===== Listed entries

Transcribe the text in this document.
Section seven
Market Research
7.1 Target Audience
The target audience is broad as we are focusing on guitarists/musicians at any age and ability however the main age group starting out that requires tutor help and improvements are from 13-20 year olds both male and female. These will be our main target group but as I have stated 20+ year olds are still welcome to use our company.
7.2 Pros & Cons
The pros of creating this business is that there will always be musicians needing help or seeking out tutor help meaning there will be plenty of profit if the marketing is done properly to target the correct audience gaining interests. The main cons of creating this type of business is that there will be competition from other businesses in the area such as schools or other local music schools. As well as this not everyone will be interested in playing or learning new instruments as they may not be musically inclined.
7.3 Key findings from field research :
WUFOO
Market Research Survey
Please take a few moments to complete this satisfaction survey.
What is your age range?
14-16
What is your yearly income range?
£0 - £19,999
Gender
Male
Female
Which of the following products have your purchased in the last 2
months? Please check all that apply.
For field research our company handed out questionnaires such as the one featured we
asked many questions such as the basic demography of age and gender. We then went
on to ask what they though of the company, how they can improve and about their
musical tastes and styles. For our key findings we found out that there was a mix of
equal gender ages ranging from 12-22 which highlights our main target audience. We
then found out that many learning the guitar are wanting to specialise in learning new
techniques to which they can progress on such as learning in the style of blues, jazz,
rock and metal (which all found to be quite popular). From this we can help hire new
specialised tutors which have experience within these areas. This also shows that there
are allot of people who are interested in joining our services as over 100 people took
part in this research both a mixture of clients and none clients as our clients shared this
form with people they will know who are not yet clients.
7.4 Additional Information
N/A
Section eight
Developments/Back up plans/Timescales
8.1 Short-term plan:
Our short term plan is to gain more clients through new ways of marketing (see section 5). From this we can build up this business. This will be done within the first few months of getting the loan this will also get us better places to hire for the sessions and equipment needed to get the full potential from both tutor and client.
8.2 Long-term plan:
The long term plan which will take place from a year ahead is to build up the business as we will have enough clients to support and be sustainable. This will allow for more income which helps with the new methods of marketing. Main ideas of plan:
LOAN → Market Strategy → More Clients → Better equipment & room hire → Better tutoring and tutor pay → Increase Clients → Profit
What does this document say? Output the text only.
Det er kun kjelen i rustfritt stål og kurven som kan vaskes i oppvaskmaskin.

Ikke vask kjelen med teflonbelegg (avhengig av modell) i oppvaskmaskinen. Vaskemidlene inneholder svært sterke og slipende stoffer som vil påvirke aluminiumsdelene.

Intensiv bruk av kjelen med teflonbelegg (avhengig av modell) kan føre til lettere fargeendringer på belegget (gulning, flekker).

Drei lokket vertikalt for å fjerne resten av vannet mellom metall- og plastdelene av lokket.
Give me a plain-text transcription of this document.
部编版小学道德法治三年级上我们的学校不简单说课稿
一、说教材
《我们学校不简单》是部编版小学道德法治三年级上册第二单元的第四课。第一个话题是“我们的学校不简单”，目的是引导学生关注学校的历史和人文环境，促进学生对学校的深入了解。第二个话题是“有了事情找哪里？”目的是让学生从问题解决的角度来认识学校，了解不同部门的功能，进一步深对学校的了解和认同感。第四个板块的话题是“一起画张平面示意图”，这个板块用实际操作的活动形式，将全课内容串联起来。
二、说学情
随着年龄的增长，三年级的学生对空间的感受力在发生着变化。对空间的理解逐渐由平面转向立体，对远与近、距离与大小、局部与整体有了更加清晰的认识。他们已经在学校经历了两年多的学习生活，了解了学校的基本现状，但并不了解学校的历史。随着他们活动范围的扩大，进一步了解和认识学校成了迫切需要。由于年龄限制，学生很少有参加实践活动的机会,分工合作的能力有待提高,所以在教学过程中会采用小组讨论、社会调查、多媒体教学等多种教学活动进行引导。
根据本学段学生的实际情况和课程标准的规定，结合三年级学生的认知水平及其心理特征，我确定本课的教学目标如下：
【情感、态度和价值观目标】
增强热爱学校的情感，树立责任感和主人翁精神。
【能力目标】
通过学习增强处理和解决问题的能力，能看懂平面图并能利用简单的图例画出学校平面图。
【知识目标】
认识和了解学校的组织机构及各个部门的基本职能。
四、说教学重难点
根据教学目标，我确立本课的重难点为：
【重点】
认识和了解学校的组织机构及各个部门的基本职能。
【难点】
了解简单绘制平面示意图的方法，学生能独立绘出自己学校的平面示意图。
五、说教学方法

==========

Among the lines of the data above, determine how many contain the word "range". Report the number alone.

2